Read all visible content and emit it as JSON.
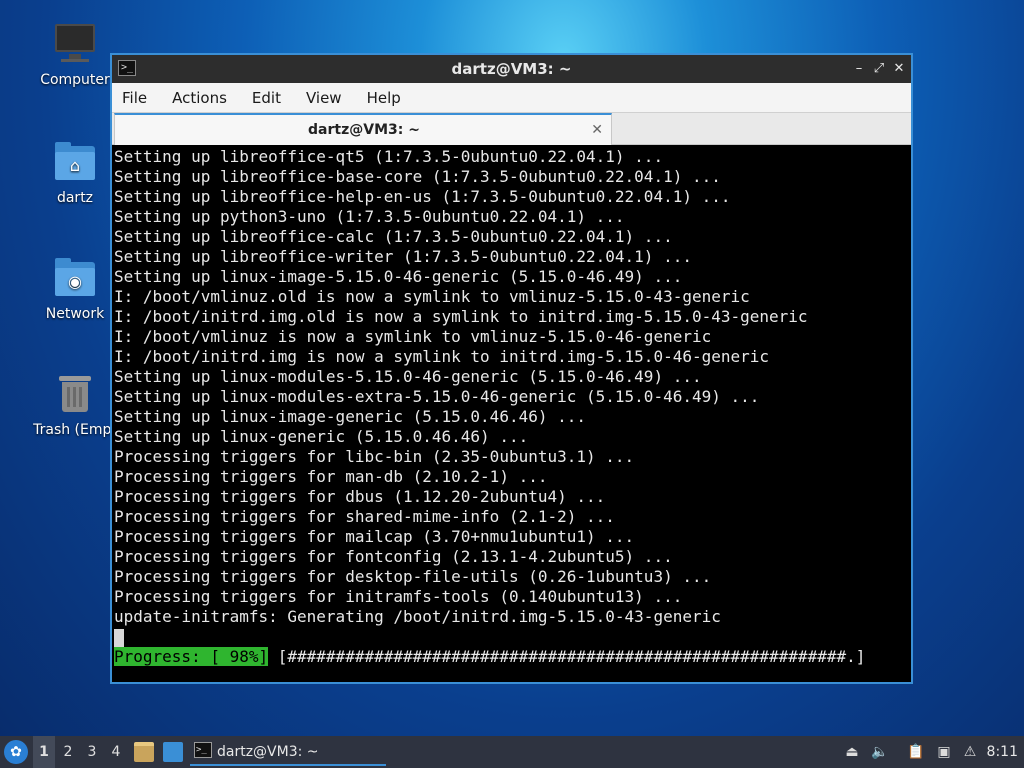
{
  "desktop": {
    "icons": [
      {
        "label": "Computer"
      },
      {
        "label": "dartz"
      },
      {
        "label": "Network"
      },
      {
        "label": "Trash (Empt"
      }
    ]
  },
  "window": {
    "title": "dartz@VM3: ~",
    "menu": [
      "File",
      "Actions",
      "Edit",
      "View",
      "Help"
    ],
    "tab_label": "dartz@VM3: ~",
    "terminal_lines": [
      "Setting up libreoffice-qt5 (1:7.3.5-0ubuntu0.22.04.1) ...",
      "Setting up libreoffice-base-core (1:7.3.5-0ubuntu0.22.04.1) ...",
      "Setting up libreoffice-help-en-us (1:7.3.5-0ubuntu0.22.04.1) ...",
      "Setting up python3-uno (1:7.3.5-0ubuntu0.22.04.1) ...",
      "Setting up libreoffice-calc (1:7.3.5-0ubuntu0.22.04.1) ...",
      "Setting up libreoffice-writer (1:7.3.5-0ubuntu0.22.04.1) ...",
      "Setting up linux-image-5.15.0-46-generic (5.15.0-46.49) ...",
      "I: /boot/vmlinuz.old is now a symlink to vmlinuz-5.15.0-43-generic",
      "I: /boot/initrd.img.old is now a symlink to initrd.img-5.15.0-43-generic",
      "I: /boot/vmlinuz is now a symlink to vmlinuz-5.15.0-46-generic",
      "I: /boot/initrd.img is now a symlink to initrd.img-5.15.0-46-generic",
      "Setting up linux-modules-5.15.0-46-generic (5.15.0-46.49) ...",
      "Setting up linux-modules-extra-5.15.0-46-generic (5.15.0-46.49) ...",
      "Setting up linux-image-generic (5.15.0.46.46) ...",
      "Setting up linux-generic (5.15.0.46.46) ...",
      "Processing triggers for libc-bin (2.35-0ubuntu3.1) ...",
      "Processing triggers for man-db (2.10.2-1) ...",
      "Processing triggers for dbus (1.12.20-2ubuntu4) ...",
      "Processing triggers for shared-mime-info (2.1-2) ...",
      "Processing triggers for mailcap (3.70+nmu1ubuntu1) ...",
      "Processing triggers for fontconfig (2.13.1-4.2ubuntu5) ...",
      "Processing triggers for desktop-file-utils (0.26-1ubuntu3) ...",
      "Processing triggers for initramfs-tools (0.140ubuntu13) ...",
      "update-initramfs: Generating /boot/initrd.img-5.15.0-43-generic"
    ],
    "progress_label": "Progress: [ 98%]",
    "progress_bar": " [##########################################################.]",
    "progress_percent": 98
  },
  "taskbar": {
    "workspaces": [
      "1",
      "2",
      "3",
      "4"
    ],
    "active_workspace": "1",
    "task_label": "dartz@VM3: ~",
    "clock": "8:11"
  },
  "colors": {
    "accent": "#3a8fd6",
    "progress_green": "#2fb52f",
    "terminal_bg": "#000000",
    "terminal_fg": "#e8e8e8"
  }
}
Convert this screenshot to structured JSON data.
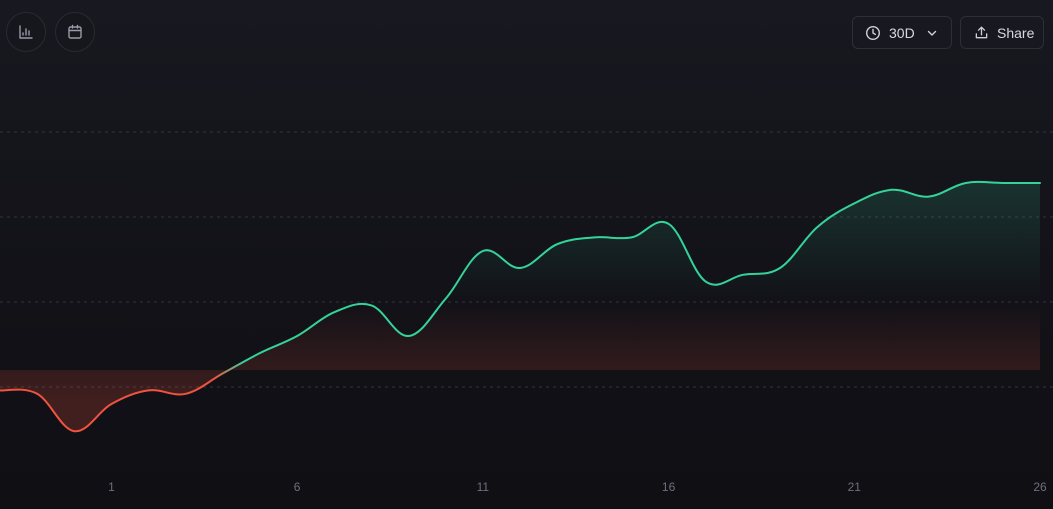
{
  "toolbar": {
    "left_icons": [
      "bar-chart-icon",
      "calendar-icon"
    ],
    "range_button": {
      "icon": "clock-icon",
      "label": "30D",
      "chevron": "chevron-down-icon"
    },
    "share_button": {
      "icon": "share-icon",
      "label": "Share"
    }
  },
  "colors": {
    "positive": "#34d399",
    "negative": "#f0533f",
    "grid": "#33333f",
    "tick_text": "#6f6f7d"
  },
  "chart_data": {
    "type": "line",
    "title": "",
    "xlabel": "",
    "ylabel": "",
    "xlim": [
      -2,
      26
    ],
    "ylim": [
      -3,
      7
    ],
    "grid": true,
    "legend": "none",
    "baseline": 0,
    "x_ticks": [
      1,
      6,
      11,
      16,
      21,
      26
    ],
    "x_tick_labels": [
      "1",
      "6",
      "11",
      "16",
      "21",
      "26"
    ],
    "series": [
      {
        "x": [
          -2,
          -1,
          0,
          1,
          2,
          3,
          4,
          5,
          6,
          7,
          8,
          9,
          10,
          11,
          12,
          13,
          14,
          15,
          16,
          17,
          18,
          19,
          20,
          21,
          22,
          23,
          24,
          25,
          26
        ],
        "y": [
          -0.6,
          -0.7,
          -1.8,
          -1.0,
          -0.6,
          -0.7,
          -0.1,
          0.5,
          1.0,
          1.7,
          1.9,
          1.0,
          2.1,
          3.5,
          3.0,
          3.7,
          3.9,
          3.9,
          4.3,
          2.6,
          2.8,
          3.0,
          4.2,
          4.9,
          5.3,
          5.1,
          5.5,
          5.5,
          5.5
        ]
      }
    ]
  }
}
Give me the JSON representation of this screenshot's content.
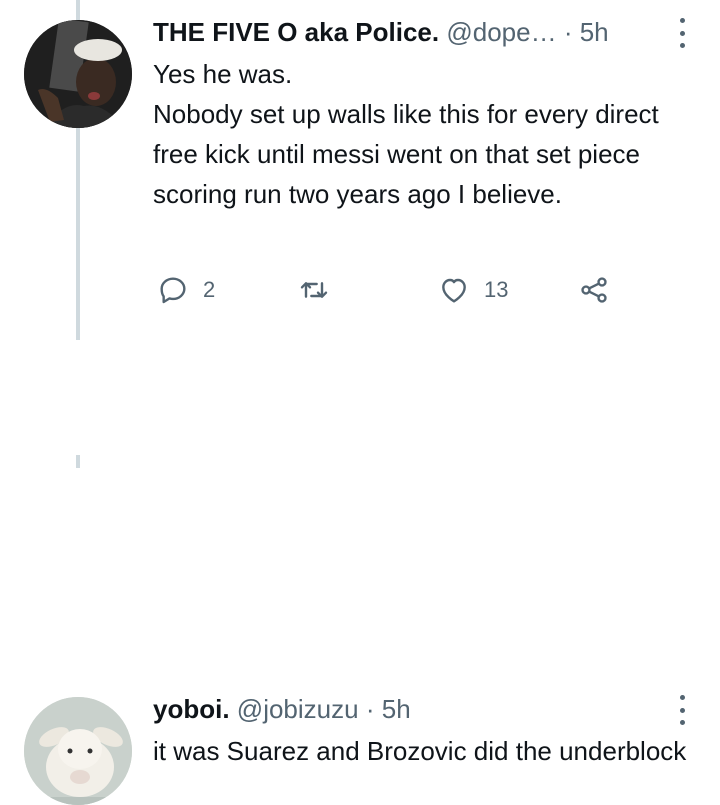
{
  "tweets": [
    {
      "display_name": "THE FIVE O aka Police.",
      "handle": "@dope…",
      "separator": "·",
      "time": "5h",
      "text": "Yes he was.\nNobody set up walls like this for every direct free kick until messi went on that set piece scoring run two years ago I believe.",
      "reply_count": "2",
      "retweet_count": "",
      "like_count": "13",
      "avatar_icon": "avatar-person-icon"
    },
    {
      "display_name": "yoboi.",
      "handle": "@jobizuzu",
      "separator": "·",
      "time": "5h",
      "text": "it was Suarez and Brozovic did the underblock",
      "avatar_icon": "avatar-goat-icon"
    }
  ],
  "colors": {
    "text_primary": "#0f1419",
    "text_secondary": "#536471",
    "thread_line": "#cfd9de",
    "background": "#ffffff"
  },
  "icons": [
    "reply-icon",
    "retweet-icon",
    "like-icon",
    "share-icon",
    "more-icon"
  ]
}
.....
Identify all lines in the records above with the word "desktop".

  "desktop": {
      "Processing triggers for desktop-file-utils (0.26-1ubuntu3) ...",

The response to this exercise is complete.